— BEGIN —

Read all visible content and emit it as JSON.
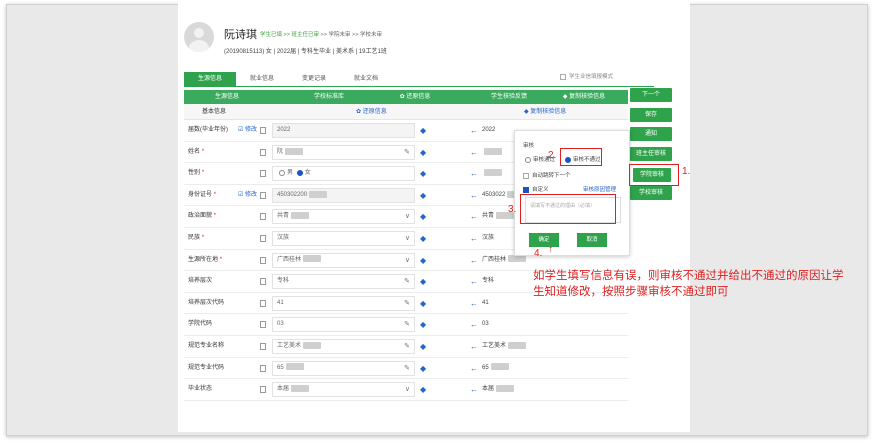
{
  "student": {
    "name": "阮诗琪",
    "breadcrumb_active": "学生已填 >> 班主任已审",
    "breadcrumb_rest": " >> 学院未审 >> 学校未审",
    "info": "(20190815113)  女  | 2022届  | 专科生毕业  | 美术系  | 19工艺1班"
  },
  "tabs": [
    {
      "label": "生源信息",
      "active": true
    },
    {
      "label": "就业信息",
      "active": false
    },
    {
      "label": "变更记录",
      "active": false
    },
    {
      "label": "就业文档",
      "active": false
    }
  ],
  "check_mode_label": "学生业信填报模式",
  "table": {
    "head_col1": "生源信息",
    "head_col2": "学校标准库",
    "head_col2_action": "✿ 还原信息",
    "head_col3": "学生核验反馈",
    "head_col3_action": "◆ 复制核验信息",
    "sub_col1": "基本信息",
    "sub_col2": "✿ 还原信息",
    "sub_col3": "◆ 复制核验信息",
    "edit_label": "修改",
    "rows": [
      {
        "label": "届数(毕业年份)",
        "required": false,
        "edit": true,
        "value": "2022",
        "blur": false,
        "icon": "",
        "right": "2022",
        "right_blur": false,
        "gray": true
      },
      {
        "label": "姓名",
        "required": true,
        "edit": false,
        "value": "阮",
        "blur": true,
        "icon": "✎",
        "right": "",
        "right_blur": true,
        "gray": false
      },
      {
        "label": "性别",
        "required": true,
        "edit": false,
        "value": "",
        "blur": false,
        "icon": "",
        "right": "",
        "right_blur": true,
        "gray": false,
        "radio": true,
        "radio_opt1": "男",
        "radio_opt2": "女"
      },
      {
        "label": "身份证号",
        "required": true,
        "edit": true,
        "value": "450302200",
        "blur": true,
        "icon": "",
        "right": "4503022",
        "right_blur": true,
        "gray": true
      },
      {
        "label": "政治面貌",
        "required": true,
        "edit": false,
        "value": "共青",
        "blur": true,
        "icon": "∨",
        "right": "共青",
        "right_blur": true,
        "gray": false
      },
      {
        "label": "民族",
        "required": true,
        "edit": false,
        "value": "汉族",
        "blur": false,
        "icon": "∨",
        "right": "汉族",
        "right_blur": false,
        "gray": false
      },
      {
        "label": "生源所在地",
        "required": true,
        "edit": false,
        "value": "广西桂林",
        "blur": true,
        "icon": "∨",
        "right": "广西桂林",
        "right_blur": true,
        "gray": false
      },
      {
        "label": "培养层次",
        "required": false,
        "edit": false,
        "value": "专科",
        "blur": false,
        "icon": "✎",
        "right": "专科",
        "right_blur": false,
        "gray": false
      },
      {
        "label": "培养层次代码",
        "required": false,
        "edit": false,
        "value": "41",
        "blur": false,
        "icon": "✎",
        "right": "41",
        "right_blur": false,
        "gray": false
      },
      {
        "label": "学院代码",
        "required": false,
        "edit": false,
        "value": "03",
        "blur": false,
        "icon": "✎",
        "right": "03",
        "right_blur": false,
        "gray": false
      },
      {
        "label": "规范专业名称",
        "required": false,
        "edit": false,
        "value": "工艺美术",
        "blur": true,
        "icon": "✎",
        "right": "工艺美术",
        "right_blur": true,
        "gray": false
      },
      {
        "label": "规范专业代码",
        "required": false,
        "edit": false,
        "value": "65",
        "blur": true,
        "icon": "✎",
        "right": "65",
        "right_blur": true,
        "gray": false
      },
      {
        "label": "毕业状态",
        "required": false,
        "edit": false,
        "value": "本届",
        "blur": true,
        "icon": "∨",
        "right": "本届",
        "right_blur": true,
        "gray": false
      }
    ]
  },
  "buttons": {
    "next": "下一个",
    "save": "保存",
    "notify": "通知",
    "head_teacher_review": "班主任审核",
    "college_review": "学院审核",
    "school_review": "学校审核"
  },
  "popup": {
    "title": "审核",
    "opt_pass": "审核通过",
    "opt_fail": "审核不通过",
    "auto_next": "自动跳转下一个",
    "custom": "自定义",
    "reason_manage": "审核原因管理",
    "reason_placeholder": "请填写不通过的理由（必填）",
    "confirm": "确定",
    "cancel": "取消"
  },
  "annotations": {
    "step1": "1.",
    "step2": "2.",
    "step3": "3.",
    "step4": "4.",
    "note": "如学生填写信息有误，则审核不通过并给出不通过的原因让学生知道修改，按照步骤审核不通过即可"
  },
  "colors": {
    "green": "#2fa34b",
    "annotation_red": "#e02020",
    "link_blue": "#2565c9"
  }
}
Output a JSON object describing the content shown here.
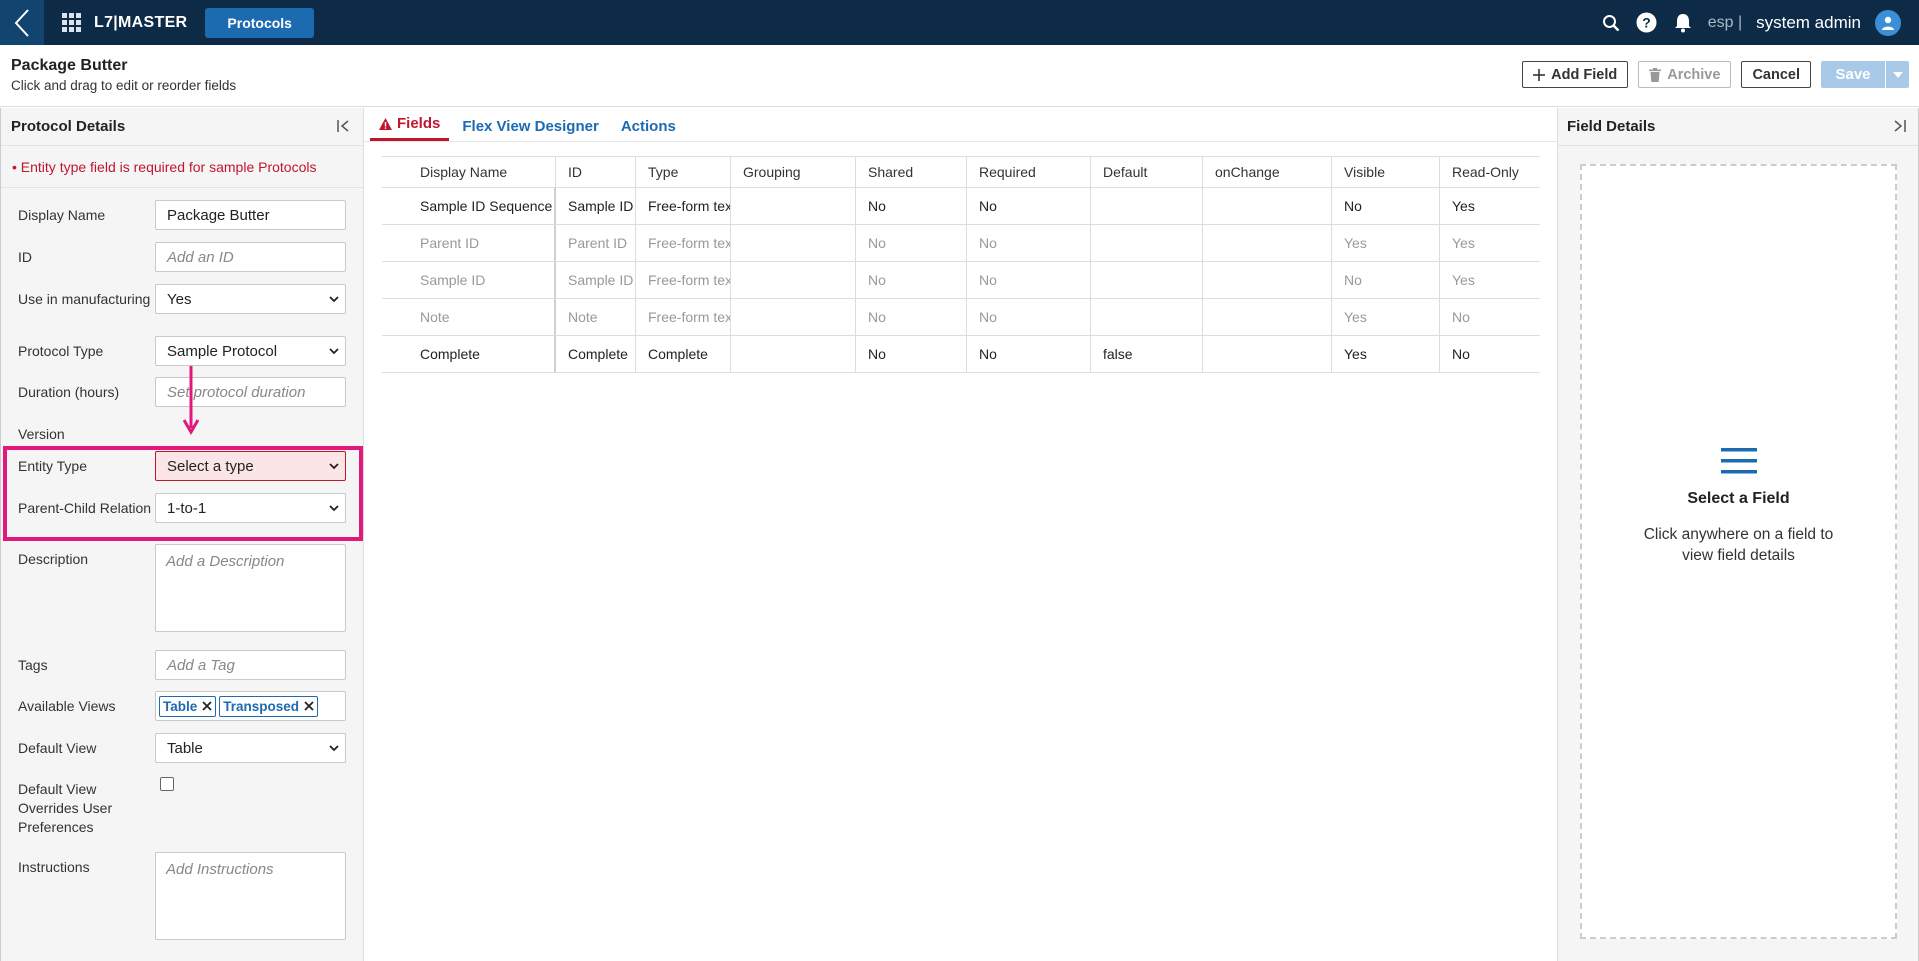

— END —

_Set exercise:_ Give all the entries again exactly, dropping each picture.

_Result:_
Read all visible content and emit it as JSON.
{
  "student": {
    "name": "阮诗琪",
    "breadcrumb_active": "学生已填 >> 班主任已审",
    "breadcrumb_rest": " >> 学院未审 >> 学校未审",
    "info": "(20190815113)  女  | 2022届  | 专科生毕业  | 美术系  | 19工艺1班"
  },
  "tabs": [
    {
      "label": "生源信息",
      "active": true
    },
    {
      "label": "就业信息",
      "active": false
    },
    {
      "label": "变更记录",
      "active": false
    },
    {
      "label": "就业文档",
      "active": false
    }
  ],
  "check_mode_label": "学生业信填报模式",
  "table": {
    "head_col1": "生源信息",
    "head_col2": "学校标准库",
    "head_col2_action": "✿ 还原信息",
    "head_col3": "学生核验反馈",
    "head_col3_action": "◆ 复制核验信息",
    "sub_col1": "基本信息",
    "sub_col2": "✿ 还原信息",
    "sub_col3": "◆ 复制核验信息",
    "edit_label": "修改",
    "rows": [
      {
        "label": "届数(毕业年份)",
        "required": false,
        "edit": true,
        "value": "2022",
        "blur": false,
        "icon": "",
        "right": "2022",
        "right_blur": false,
        "gray": true
      },
      {
        "label": "姓名",
        "required": true,
        "edit": false,
        "value": "阮",
        "blur": true,
        "icon": "✎",
        "right": "",
        "right_blur": true,
        "gray": false
      },
      {
        "label": "性别",
        "required": true,
        "edit": false,
        "value": "",
        "blur": false,
        "icon": "",
        "right": "",
        "right_blur": true,
        "gray": false,
        "radio": true,
        "radio_opt1": "男",
        "radio_opt2": "女"
      },
      {
        "label": "身份证号",
        "required": true,
        "edit": true,
        "value": "450302200",
        "blur": true,
        "icon": "",
        "right": "4503022",
        "right_blur": true,
        "gray": true
      },
      {
        "label": "政治面貌",
        "required": true,
        "edit": false,
        "value": "共青",
        "blur": true,
        "icon": "∨",
        "right": "共青",
        "right_blur": true,
        "gray": false
      },
      {
        "label": "民族",
        "required": true,
        "edit": false,
        "value": "汉族",
        "blur": false,
        "icon": "∨",
        "right": "汉族",
        "right_blur": false,
        "gray": false
      },
      {
        "label": "生源所在地",
        "required": true,
        "edit": false,
        "value": "广西桂林",
        "blur": true,
        "icon": "∨",
        "right": "广西桂林",
        "right_blur": true,
        "gray": false
      },
      {
        "label": "培养层次",
        "required": false,
        "edit": false,
        "value": "专科",
        "blur": false,
        "icon": "✎",
        "right": "专科",
        "right_blur": false,
        "gray": false
      },
      {
        "label": "培养层次代码",
        "required": false,
        "edit": false,
        "value": "41",
        "blur": false,
        "icon": "✎",
        "right": "41",
        "right_blur": false,
        "gray": false
      },
      {
        "label": "学院代码",
        "required": false,
        "edit": false,
        "value": "03",
        "blur": false,
        "icon": "✎",
        "right": "03",
        "right_blur": false,
        "gray": false
      },
      {
        "label": "规范专业名称",
        "required": false,
        "edit": false,
        "value": "工艺美术",
        "blur": true,
        "icon": "✎",
        "right": "工艺美术",
        "right_blur": true,
        "gray": false
      },
      {
        "label": "规范专业代码",
        "required": false,
        "edit": false,
        "value": "65",
        "blur": true,
        "icon": "✎",
        "right": "65",
        "right_blur": true,
        "gray": false
      },
      {
        "label": "毕业状态",
        "required": false,
        "edit": false,
        "value": "本届",
        "blur": true,
        "icon": "∨",
        "right": "本届",
        "right_blur": true,
        "gray": false
      }
    ]
  },
  "buttons": {
    "next": "下一个",
    "save": "保存",
    "notify": "通知",
    "head_teacher_review": "班主任审核",
    "college_review": "学院审核",
    "school_review": "学校审核"
  },
  "popup": {
    "title": "审核",
    "opt_pass": "审核通过",
    "opt_fail": "审核不通过",
    "auto_next": "自动跳转下一个",
    "custom": "自定义",
    "reason_manage": "审核原因管理",
    "reason_placeholder": "请填写不通过的理由（必填）",
    "confirm": "确定",
    "cancel": "取消"
  },
  "annotations": {
    "step1": "1.",
    "step2": "2.",
    "step3": "3.",
    "step4": "4.",
    "note": "如学生填写信息有误，则审核不通过并给出不通过的原因让学生知道修改，按照步骤审核不通过即可"
  },
  "colors": {
    "green": "#2fa34b",
    "annotation_red": "#e02020",
    "link_blue": "#2565c9"
  }
}
Output a JSON object describing the content shown here.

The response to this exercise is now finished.